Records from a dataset
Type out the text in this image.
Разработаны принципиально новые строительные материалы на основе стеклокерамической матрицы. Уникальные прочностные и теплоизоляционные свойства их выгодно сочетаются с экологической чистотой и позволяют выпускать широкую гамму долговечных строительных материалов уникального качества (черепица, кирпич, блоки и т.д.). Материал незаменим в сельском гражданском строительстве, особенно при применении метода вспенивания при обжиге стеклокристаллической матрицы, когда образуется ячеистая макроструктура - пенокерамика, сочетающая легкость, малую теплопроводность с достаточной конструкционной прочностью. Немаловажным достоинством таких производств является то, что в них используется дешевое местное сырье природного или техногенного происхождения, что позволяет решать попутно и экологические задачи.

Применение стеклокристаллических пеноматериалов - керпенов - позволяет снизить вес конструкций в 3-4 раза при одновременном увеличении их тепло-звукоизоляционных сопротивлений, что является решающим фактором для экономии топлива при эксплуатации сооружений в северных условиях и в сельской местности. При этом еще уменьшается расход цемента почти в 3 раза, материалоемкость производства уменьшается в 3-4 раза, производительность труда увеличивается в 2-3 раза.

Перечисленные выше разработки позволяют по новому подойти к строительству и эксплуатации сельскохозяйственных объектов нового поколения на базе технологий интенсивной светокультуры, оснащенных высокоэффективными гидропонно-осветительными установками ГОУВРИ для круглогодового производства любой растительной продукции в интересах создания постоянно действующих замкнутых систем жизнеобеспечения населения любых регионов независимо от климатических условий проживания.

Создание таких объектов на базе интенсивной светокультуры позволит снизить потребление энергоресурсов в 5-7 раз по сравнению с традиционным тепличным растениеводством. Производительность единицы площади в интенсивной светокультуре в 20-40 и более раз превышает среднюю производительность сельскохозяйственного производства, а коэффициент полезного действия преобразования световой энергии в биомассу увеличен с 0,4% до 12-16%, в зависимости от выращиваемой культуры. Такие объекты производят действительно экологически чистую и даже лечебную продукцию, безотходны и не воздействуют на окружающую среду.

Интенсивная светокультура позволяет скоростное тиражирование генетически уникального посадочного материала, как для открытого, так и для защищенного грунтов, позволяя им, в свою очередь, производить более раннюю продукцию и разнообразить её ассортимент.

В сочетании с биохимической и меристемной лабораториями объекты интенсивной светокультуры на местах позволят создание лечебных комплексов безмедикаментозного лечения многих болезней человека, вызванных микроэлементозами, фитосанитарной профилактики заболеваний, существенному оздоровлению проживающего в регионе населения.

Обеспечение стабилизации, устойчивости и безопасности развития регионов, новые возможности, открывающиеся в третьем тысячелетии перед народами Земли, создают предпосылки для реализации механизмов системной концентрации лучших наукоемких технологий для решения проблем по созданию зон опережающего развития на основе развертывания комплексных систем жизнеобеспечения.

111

**What you have to do:** Copy every line above in which the string "новые" shows up.

**Response to the exercise:**
Разработаны принципиально новые строительные материалы на основе стеклокерамической матрицы. Уникальные прочностные и теплоизоляционные свойства их выгодно сочетаются с экологической чистотой и позволяют выпускать широкую гамму долговечных строительных материалов уникального качества (черепица, кирпич, блоки и т.д.). Материал незаменим в сельском гражданском строительстве, особенно при применении метода вспенивания при обжиге стеклокристаллической матрицы, когда образуется ячеистая макроструктура - пенокерамика, сочетающая легкость, малую теплопроводность с достаточной конструкционной прочностью. Немаловажным достоинством таких производств является то, что в них используется дешевое местное сырье природного или техногенного происхождения, что позволяет решать попутно и экологические задачи.
Обеспечение стабилизации, устойчивости и безопасности развития регионов, новые возможности, открывающиеся в третьем тысячелетии перед народами Земли, создают предпосылки для реализации механизмов системной концентрации лучших наукоемких технологий для решения проблем по созданию зон опережающего развития на основе развертывания комплексных систем жизнеобеспечения.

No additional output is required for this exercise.